人気ブログランキング | 話題のタグを見る

テンポラリー通信

kakiten.exblog.jp
ブログトップ
2008年 07月 25日

応と答ー夏の年(sak-pa)(47)

<応>が心で応えるなら、<答>は、「合で衆口一致で可なりと応対する事」と
ある。衆口一致で可なりとは、みんながいいと言う事だ。
私には、<応>の心の方が、みんなという<衆口一致>より個の心を感じるの
だ。同じ、<こたえる>でも<応える>と<答える>では、その位相が違う。
昨夜はIさんの車に乗せて貰って帰ったので、自転車は置いていった。
朝は歩いてギヤラリーに向かう。途中友人の街路樹に挨拶する。
”やあ、友よ”-梢を揺らせ、黙ってハグしてくれた。朝の応(おう)!である。
さっぽろの本府と呼ばれた、方形の計画された街に生まれた私は、この一本の計
画的に植えられた街路樹に、親近感を抱いている。同じ境遇だよな、そしてアスフ
ァルトの下の見えない川に触れ、逞しく生き生きして闘っているな。そう感じるのだ
。この一本の樹だけが、他の街路樹に比して勢いがあり、美しい立ち姿なのだ。
その訳を、彼の真下の暗渠の川の存在に拠ると、気付いてから、私の一方的な友
情は始まった。そしてそれから、いつもその前を通る度に挨拶する。すると、彼も
また、応えてくれる、そう思えるようになったのだ。

<フラットな、あのフラットな大基地に呪縛されてきた。その下に何かがある、何か
を想像することさえ出来なかった。>(吉増剛造)

札幌本府もまた、道庁を中心とする北海道開拓の為の明治の大基地である。
大通りを火防線とする直線の街路、物流の運河=創成川を東西南北の基線にし
て、計画的に造成されたこの街は、旧帝国大学の農業・牧畜の最先端パークと、
官営のビール工場、帝国製麻工場を従えた政治・経済近代化の最前線基地でも
あったのだ。
私が、一本の街路樹の生命の形の美しさに惹かれるのは、彼が人の手によって
移植された運命にありながらも、その根の部分において、地下の大地の血脈に
触れ堂々と生きている姿勢を感じるからである。そこに、自分自身の投影をも見
るからでもある。そして、そのようにこの街で生きたいと思うからである。

■ **課題の狙い**:
上の街路樹についての文章のうち、「さっぽろの本府と呼ばれた、方形の計画された街に生まれた私は、この一本の計」から「札幌本府もまた、道庁を中心とする北海道開拓の為の明治の大基地である。」までのすべてを、一字一句違えずに書き写してください。

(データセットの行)

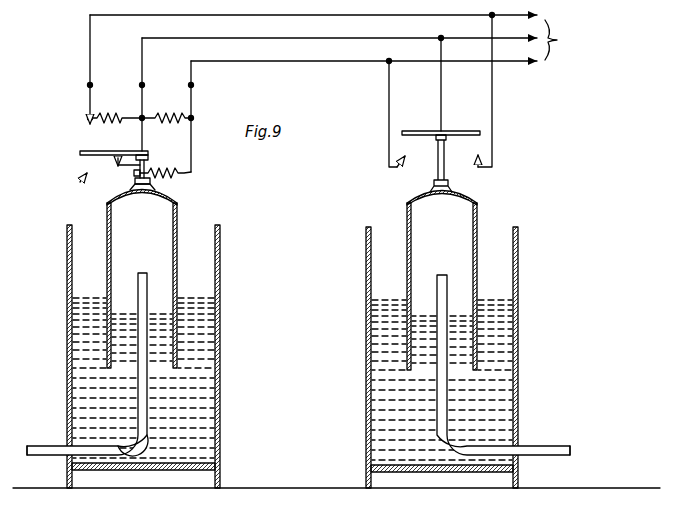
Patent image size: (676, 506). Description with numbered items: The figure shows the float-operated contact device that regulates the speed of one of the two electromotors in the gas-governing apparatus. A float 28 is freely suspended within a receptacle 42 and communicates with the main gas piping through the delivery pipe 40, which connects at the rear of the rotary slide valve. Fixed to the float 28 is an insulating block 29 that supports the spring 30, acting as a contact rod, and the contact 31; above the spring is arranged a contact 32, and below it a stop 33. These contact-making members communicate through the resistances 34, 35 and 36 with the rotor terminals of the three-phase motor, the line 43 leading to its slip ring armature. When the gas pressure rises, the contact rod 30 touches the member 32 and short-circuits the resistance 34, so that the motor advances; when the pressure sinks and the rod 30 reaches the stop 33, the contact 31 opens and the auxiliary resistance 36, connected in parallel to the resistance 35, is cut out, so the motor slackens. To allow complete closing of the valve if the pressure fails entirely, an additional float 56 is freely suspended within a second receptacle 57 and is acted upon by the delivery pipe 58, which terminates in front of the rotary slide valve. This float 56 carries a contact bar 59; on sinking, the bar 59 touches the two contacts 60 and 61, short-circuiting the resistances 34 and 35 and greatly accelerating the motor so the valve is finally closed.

The float 28 is at (112, 258).
The insulating block 29 is at (146, 165).
The spring 30 is at (80, 153).
The contact 31 is at (118, 166).
The contact 32 is at (86, 128).
The stop 33 is at (72, 186).
The resistance 34 is at (116, 108).
The resistance 35 is at (166, 108).
The auxiliary resistance 36 is at (184, 173).
The pipe 40 is at (47, 446).
The receptacle 42 is at (67, 323).
The line 43 is at (333, 93).
The additional float 56 is at (412, 252).
The receptacle 57 is at (366, 343).
The delivery pipe 58 is at (555, 446).
The contact bar 59 is at (430, 131).
The contact 60 is at (398, 167).
The contact 61 is at (478, 167).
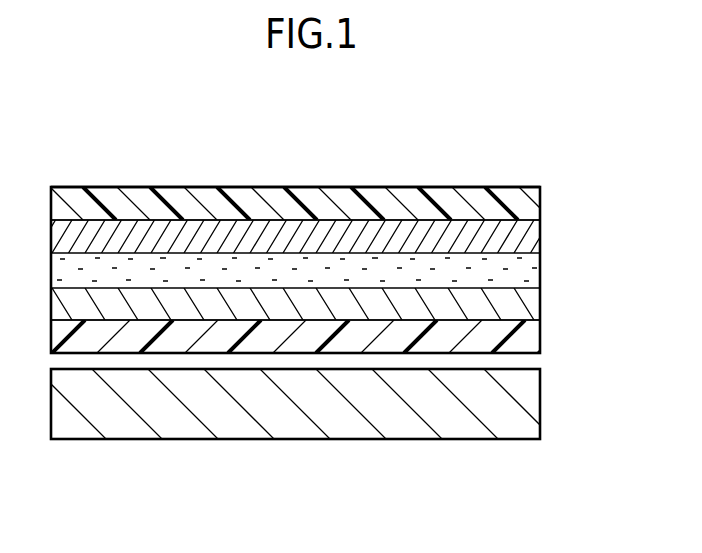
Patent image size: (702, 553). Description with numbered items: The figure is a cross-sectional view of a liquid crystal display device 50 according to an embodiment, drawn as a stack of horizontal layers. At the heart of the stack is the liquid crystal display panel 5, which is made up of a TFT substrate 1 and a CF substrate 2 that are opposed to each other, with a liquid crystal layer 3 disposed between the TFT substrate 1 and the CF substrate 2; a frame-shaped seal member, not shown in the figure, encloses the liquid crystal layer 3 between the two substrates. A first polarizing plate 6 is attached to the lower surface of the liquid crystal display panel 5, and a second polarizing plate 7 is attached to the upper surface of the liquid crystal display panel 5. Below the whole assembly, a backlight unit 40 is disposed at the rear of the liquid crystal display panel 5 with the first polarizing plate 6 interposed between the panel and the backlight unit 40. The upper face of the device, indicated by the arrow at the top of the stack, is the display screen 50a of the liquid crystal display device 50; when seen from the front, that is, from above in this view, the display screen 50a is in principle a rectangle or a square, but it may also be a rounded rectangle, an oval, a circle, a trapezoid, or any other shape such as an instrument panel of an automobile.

The liquid crystal display device 50 is at (92, 150).
The display screen 50a is at (470, 187).
The second polarizing plate 7 is at (525, 202).
The CF substrate 2 is at (525, 238).
The liquid crystal layer 3 is at (525, 270).
The TFT substrate 1 is at (525, 303).
The first polarizing plate 6 is at (525, 343).
The liquid crystal display panel 5 is at (605, 221).
The backlight unit 40 is at (525, 397).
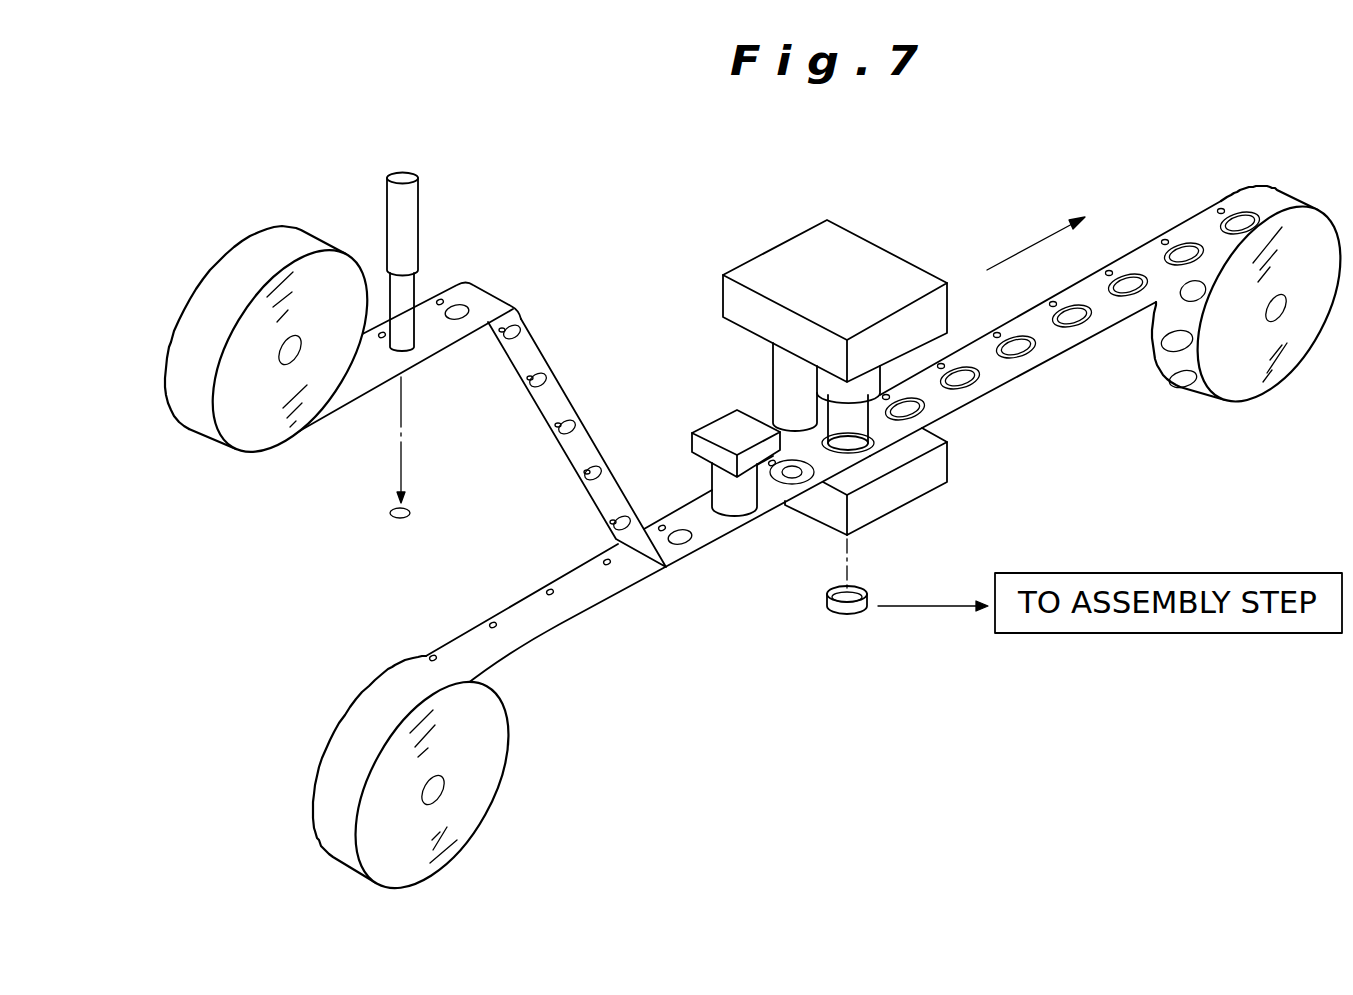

■ **演習の解答**:
さっぽろの本府と呼ばれた、方形の計画された街に生まれた私は、この一本の計
画的に植えられた街路樹に、親近感を抱いている。同じ境遇だよな、そしてアスフ
ァルトの下の見えない川に触れ、逞しく生き生きして闘っているな。そう感じるのだ
。この一本の樹だけが、他の街路樹に比して勢いがあり、美しい立ち姿なのだ。
その訳を、彼の真下の暗渠の川の存在に拠ると、気付いてから、私の一方的な友
情は始まった。そしてそれから、いつもその前を通る度に挨拶する。すると、彼も
また、応えてくれる、そう思えるようになったのだ。

<フラットな、あのフラットな大基地に呪縛されてきた。その下に何かがある、何か
を想像することさえ出来なかった。>(吉増剛造)

札幌本府もまた、道庁を中心とする北海道開拓の為の明治の大基地である。